= Work instructions =
Go through the records and extract every line with the word "might".

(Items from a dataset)
┌──

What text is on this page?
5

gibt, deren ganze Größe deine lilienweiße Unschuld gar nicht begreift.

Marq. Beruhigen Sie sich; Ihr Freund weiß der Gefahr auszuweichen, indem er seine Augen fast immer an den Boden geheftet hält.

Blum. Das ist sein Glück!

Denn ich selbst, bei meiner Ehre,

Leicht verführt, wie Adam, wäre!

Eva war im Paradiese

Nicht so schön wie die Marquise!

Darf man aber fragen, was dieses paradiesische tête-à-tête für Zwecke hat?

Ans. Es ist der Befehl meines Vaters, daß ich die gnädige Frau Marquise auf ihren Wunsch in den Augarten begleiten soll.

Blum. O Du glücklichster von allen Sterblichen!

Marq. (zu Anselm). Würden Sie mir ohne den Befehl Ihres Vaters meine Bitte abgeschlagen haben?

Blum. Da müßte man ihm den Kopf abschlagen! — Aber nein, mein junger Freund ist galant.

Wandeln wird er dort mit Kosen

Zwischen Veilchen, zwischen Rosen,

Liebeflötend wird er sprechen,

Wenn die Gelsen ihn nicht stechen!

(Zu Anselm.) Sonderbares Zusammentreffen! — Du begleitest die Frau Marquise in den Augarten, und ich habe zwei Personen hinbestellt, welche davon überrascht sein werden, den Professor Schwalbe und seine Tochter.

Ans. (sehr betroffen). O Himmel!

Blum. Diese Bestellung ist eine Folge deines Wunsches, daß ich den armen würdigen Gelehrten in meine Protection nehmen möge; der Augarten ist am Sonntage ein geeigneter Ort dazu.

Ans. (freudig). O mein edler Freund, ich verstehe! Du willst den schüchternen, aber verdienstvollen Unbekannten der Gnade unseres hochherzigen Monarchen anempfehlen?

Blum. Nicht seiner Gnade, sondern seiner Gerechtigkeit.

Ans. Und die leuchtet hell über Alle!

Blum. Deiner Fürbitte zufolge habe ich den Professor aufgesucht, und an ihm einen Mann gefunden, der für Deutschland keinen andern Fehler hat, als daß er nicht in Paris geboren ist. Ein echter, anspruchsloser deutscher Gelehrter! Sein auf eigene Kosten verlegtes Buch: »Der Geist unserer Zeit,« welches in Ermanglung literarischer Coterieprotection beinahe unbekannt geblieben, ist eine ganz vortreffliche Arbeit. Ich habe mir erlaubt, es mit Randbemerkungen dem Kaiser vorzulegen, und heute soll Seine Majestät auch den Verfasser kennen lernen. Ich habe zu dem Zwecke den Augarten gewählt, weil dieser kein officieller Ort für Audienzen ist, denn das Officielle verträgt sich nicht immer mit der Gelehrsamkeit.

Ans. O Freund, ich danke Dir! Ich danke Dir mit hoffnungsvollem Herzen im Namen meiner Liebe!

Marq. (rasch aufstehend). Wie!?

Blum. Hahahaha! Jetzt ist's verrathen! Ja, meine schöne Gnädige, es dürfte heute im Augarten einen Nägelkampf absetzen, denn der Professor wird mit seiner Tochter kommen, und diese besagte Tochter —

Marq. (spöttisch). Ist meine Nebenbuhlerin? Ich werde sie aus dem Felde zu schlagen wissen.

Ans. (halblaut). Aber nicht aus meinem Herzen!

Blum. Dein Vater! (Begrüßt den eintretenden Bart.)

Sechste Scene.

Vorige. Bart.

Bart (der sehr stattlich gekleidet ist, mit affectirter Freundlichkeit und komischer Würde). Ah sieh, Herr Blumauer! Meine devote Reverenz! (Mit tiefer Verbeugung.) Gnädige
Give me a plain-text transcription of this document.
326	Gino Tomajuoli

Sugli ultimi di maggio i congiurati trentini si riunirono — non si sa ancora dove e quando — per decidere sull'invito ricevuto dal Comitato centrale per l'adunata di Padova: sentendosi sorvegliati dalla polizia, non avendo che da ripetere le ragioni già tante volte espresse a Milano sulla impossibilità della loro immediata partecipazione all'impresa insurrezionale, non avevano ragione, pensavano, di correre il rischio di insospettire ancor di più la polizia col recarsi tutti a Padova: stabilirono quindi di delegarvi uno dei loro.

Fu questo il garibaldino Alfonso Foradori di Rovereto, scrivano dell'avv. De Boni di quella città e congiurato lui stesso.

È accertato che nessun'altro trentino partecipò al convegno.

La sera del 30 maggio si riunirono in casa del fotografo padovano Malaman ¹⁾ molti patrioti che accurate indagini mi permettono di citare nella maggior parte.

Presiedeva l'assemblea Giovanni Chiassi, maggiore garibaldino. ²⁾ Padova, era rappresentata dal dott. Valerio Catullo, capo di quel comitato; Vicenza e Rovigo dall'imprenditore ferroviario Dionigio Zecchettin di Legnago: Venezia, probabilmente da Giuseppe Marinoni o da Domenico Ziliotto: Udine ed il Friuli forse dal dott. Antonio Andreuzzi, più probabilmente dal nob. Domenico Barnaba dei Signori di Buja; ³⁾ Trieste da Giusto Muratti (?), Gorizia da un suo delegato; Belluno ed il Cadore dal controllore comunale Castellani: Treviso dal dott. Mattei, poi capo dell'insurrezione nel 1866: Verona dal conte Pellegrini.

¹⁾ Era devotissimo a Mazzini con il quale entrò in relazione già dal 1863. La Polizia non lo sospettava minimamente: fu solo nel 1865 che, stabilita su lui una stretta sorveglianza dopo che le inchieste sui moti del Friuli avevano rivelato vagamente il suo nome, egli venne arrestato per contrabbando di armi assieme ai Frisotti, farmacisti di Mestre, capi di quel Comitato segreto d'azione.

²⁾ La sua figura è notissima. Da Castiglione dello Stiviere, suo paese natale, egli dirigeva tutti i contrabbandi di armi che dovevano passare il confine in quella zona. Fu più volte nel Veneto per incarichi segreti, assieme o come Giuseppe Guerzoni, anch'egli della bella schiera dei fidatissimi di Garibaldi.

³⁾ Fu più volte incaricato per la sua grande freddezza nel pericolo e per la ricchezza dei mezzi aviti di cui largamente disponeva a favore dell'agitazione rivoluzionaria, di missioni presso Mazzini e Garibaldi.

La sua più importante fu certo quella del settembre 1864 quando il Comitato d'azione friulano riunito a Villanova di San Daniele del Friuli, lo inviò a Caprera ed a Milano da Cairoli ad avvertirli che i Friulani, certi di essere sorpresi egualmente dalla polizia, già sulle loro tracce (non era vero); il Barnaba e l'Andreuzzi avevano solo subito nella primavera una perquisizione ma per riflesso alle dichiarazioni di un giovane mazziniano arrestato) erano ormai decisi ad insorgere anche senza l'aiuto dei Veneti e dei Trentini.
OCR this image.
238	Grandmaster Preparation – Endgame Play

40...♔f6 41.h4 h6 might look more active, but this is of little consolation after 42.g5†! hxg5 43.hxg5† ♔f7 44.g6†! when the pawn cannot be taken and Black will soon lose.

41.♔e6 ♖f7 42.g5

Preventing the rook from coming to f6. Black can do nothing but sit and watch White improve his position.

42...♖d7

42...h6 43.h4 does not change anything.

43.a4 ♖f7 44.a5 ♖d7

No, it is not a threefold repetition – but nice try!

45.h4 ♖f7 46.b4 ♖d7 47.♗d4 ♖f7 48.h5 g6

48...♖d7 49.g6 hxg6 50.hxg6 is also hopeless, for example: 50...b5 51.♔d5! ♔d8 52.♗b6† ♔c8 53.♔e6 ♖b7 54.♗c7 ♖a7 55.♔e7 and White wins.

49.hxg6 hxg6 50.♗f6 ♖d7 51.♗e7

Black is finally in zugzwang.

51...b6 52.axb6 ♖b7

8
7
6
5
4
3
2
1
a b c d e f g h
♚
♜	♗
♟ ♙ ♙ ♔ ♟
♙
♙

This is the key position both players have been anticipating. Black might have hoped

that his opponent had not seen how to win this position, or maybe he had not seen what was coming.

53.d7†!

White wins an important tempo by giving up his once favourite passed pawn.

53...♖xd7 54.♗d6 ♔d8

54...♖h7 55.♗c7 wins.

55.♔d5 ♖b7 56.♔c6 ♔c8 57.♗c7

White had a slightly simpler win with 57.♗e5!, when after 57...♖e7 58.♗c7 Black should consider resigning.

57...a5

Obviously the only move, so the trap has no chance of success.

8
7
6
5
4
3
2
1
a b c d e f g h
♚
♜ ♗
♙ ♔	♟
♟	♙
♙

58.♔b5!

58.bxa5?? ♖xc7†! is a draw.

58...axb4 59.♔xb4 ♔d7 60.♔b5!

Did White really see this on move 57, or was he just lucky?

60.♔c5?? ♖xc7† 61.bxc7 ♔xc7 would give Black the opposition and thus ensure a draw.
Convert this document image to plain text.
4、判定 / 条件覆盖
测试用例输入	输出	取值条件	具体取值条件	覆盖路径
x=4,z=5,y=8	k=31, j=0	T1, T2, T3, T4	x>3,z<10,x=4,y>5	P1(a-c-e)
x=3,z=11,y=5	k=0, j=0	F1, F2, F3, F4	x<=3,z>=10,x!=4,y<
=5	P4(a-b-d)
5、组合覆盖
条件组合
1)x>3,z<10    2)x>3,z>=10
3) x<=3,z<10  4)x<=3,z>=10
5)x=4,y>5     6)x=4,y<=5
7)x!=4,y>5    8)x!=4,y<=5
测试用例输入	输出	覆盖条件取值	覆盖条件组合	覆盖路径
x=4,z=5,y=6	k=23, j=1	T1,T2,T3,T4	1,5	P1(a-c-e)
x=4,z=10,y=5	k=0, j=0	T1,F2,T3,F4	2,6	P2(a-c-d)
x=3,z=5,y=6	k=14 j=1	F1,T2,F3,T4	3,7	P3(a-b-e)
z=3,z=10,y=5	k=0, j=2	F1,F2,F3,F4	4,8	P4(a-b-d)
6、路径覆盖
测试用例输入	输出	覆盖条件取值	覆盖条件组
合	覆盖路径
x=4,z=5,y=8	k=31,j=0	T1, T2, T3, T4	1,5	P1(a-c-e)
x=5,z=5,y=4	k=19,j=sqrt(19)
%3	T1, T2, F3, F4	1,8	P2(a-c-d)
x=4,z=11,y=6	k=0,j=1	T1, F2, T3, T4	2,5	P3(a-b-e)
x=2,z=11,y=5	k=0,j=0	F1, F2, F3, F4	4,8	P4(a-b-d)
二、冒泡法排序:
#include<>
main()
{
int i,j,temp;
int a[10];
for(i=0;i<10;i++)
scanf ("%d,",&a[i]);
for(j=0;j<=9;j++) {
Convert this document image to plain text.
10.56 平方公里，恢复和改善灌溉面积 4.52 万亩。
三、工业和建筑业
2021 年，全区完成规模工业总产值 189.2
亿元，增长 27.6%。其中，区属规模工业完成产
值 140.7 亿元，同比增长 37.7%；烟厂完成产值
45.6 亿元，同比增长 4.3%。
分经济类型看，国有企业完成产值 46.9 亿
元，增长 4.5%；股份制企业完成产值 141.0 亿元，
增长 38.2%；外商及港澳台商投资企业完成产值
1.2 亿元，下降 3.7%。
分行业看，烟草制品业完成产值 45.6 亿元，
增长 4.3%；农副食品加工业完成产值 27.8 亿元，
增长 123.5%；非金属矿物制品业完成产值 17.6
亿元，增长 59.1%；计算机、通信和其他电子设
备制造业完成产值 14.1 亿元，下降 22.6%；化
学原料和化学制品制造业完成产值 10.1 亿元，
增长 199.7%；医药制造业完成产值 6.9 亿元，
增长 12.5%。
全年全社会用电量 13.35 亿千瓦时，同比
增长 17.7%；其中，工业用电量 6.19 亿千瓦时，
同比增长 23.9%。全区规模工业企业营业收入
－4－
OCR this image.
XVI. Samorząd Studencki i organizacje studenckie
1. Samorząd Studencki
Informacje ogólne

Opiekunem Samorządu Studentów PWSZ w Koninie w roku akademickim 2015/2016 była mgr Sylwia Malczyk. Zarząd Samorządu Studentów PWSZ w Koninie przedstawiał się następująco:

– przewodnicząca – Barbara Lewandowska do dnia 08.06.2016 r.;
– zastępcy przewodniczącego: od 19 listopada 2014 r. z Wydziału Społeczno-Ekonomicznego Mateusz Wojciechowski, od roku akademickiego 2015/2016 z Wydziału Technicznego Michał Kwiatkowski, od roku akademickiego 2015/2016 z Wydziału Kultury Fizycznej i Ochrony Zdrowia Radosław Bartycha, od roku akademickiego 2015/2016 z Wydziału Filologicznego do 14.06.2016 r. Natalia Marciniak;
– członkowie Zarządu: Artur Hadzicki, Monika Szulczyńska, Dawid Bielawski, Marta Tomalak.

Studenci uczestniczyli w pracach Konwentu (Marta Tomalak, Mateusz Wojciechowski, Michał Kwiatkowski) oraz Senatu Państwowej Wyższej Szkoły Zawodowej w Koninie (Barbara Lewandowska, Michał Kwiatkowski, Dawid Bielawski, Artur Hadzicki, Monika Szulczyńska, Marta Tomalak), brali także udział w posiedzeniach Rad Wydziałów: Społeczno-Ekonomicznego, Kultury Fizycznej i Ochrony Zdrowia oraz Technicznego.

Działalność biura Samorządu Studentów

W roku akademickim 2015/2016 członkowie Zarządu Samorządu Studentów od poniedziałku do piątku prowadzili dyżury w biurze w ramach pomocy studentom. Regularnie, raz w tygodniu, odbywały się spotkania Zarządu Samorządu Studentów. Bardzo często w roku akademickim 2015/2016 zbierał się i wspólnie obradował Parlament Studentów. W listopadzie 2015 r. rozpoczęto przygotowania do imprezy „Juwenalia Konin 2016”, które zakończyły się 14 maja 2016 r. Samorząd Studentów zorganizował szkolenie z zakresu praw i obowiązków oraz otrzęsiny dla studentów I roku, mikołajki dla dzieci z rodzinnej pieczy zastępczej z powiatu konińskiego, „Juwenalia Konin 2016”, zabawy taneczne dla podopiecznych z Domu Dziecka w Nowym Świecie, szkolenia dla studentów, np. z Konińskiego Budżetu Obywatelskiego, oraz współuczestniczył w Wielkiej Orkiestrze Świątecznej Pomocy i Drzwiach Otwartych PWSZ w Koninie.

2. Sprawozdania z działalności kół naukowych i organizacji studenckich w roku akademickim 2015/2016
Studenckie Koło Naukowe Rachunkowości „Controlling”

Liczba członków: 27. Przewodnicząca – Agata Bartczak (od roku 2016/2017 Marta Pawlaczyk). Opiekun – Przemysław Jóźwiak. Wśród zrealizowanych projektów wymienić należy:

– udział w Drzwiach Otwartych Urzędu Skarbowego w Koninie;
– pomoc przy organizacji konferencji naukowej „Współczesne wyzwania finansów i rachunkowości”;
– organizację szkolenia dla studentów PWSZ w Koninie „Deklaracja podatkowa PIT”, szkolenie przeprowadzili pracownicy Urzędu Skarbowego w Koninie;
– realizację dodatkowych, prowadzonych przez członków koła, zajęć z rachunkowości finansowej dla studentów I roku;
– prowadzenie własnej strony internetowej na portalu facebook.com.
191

└──

= Solution for this task =
40...♔f6 41.h4 h6 might look more active, but this is of little consolation after 42.g5†! hxg5 43.hxg5† ♔f7 44.g6†! when the pawn cannot be taken and Black will soon lose.
This is the key position both players have been anticipating. Black might have hoped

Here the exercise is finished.